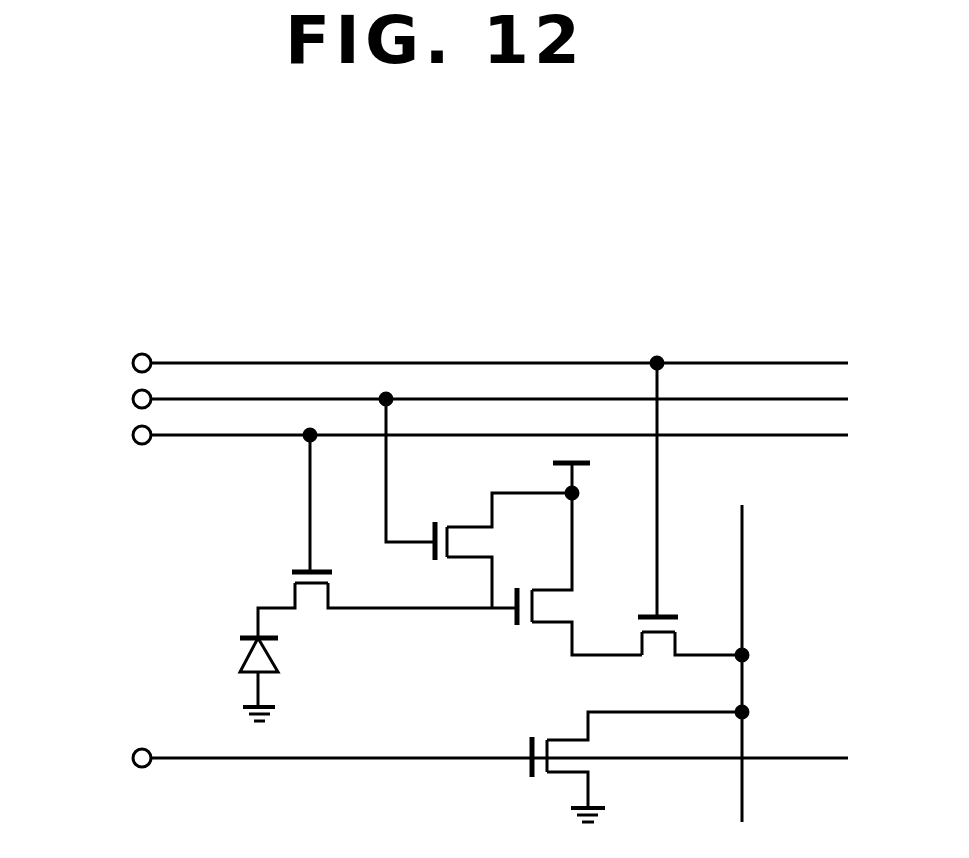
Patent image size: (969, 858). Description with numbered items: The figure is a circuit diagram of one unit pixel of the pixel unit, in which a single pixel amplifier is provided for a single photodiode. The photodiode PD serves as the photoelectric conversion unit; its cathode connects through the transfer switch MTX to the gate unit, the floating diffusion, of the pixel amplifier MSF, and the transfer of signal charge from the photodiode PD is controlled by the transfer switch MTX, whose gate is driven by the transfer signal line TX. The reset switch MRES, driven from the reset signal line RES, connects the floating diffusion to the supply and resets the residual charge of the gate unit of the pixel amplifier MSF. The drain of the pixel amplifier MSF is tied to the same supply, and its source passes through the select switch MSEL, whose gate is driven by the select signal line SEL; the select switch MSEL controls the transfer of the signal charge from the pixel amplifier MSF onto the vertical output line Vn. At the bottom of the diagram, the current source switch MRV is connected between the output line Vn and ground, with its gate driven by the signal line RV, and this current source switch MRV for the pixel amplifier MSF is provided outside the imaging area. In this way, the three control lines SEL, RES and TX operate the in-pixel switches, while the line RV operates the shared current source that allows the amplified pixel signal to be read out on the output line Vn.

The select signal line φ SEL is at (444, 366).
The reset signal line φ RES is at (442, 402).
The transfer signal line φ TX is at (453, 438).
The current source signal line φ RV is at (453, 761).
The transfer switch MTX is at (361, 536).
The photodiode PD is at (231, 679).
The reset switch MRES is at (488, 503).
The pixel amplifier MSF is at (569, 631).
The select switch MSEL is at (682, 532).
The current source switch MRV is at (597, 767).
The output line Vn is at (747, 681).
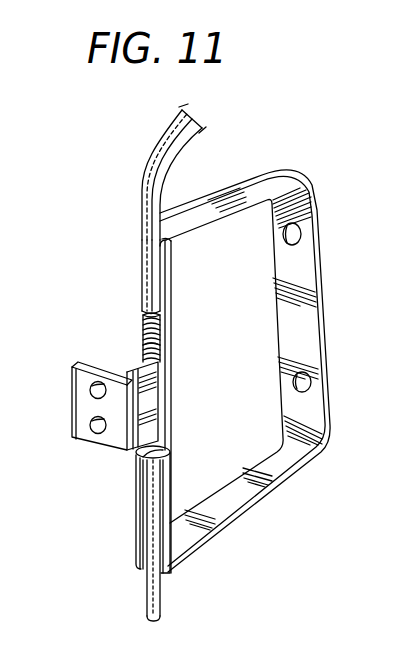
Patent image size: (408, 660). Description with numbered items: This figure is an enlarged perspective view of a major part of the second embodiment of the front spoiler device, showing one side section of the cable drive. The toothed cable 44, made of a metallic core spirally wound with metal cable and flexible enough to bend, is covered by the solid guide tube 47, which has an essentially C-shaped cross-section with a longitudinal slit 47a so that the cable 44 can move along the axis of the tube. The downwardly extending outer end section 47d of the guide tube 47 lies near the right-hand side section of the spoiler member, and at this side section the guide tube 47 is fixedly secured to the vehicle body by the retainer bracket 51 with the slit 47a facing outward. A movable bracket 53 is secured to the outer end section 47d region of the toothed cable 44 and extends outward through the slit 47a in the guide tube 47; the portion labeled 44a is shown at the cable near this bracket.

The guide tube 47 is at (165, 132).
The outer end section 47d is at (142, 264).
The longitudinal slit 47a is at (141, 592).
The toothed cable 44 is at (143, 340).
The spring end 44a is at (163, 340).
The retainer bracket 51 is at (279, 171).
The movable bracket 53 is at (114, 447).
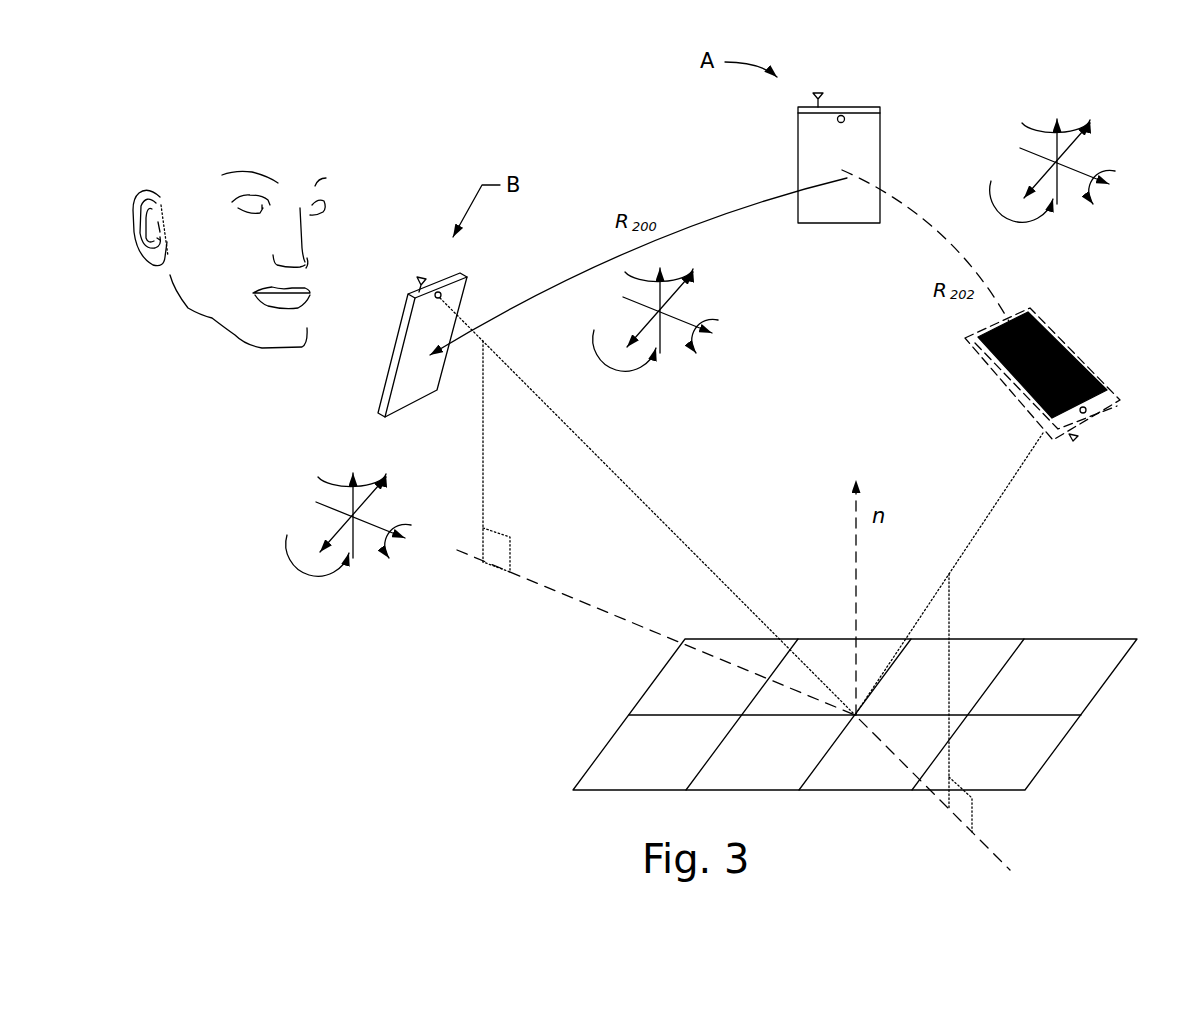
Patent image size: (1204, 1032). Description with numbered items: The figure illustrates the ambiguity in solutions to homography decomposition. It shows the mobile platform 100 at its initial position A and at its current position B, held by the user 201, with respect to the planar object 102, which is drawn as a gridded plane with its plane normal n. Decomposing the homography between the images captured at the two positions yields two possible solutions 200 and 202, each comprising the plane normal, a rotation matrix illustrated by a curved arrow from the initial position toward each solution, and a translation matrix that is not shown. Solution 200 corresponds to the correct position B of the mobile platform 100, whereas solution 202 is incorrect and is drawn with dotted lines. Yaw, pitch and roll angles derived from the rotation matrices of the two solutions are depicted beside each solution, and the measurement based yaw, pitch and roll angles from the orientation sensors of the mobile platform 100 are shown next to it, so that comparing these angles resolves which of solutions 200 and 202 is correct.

# Exercise details:
Print the entries between the line holding "Patent image size: (408, 660)." and the line holding "The movable bracket 53 is at (114, 447).", inclusive, word for word.

# Answer:
Patent image size: (408, 660). Description with numbered items: This figure is an enlarged perspective view of a major part of the second embodiment of the front spoiler device, showing one side section of the cable drive. The toothed cable 44, made of a metallic core spirally wound with metal cable and flexible enough to bend, is covered by the solid guide tube 47, which has an essentially C-shaped cross-section with a longitudinal slit 47a so that the cable 44 can move along the axis of the tube. The downwardly extending outer end section 47d of the guide tube 47 lies near the right-hand side section of the spoiler member, and at this side section the guide tube 47 is fixedly secured to the vehicle body by the retainer bracket 51 with the slit 47a facing outward. A movable bracket 53 is secured to the outer end section 47d region of the toothed cable 44 and extends outward through the slit 47a in the guide tube 47; the portion labeled 44a is shown at the cable near this bracket.

The guide tube 47 is at (165, 132).
The outer end section 47d is at (142, 264).
The longitudinal slit 47a is at (141, 592).
The toothed cable 44 is at (143, 340).
The spring end 44a is at (163, 340).
The retainer bracket 51 is at (279, 171).
The movable bracket 53 is at (114, 447).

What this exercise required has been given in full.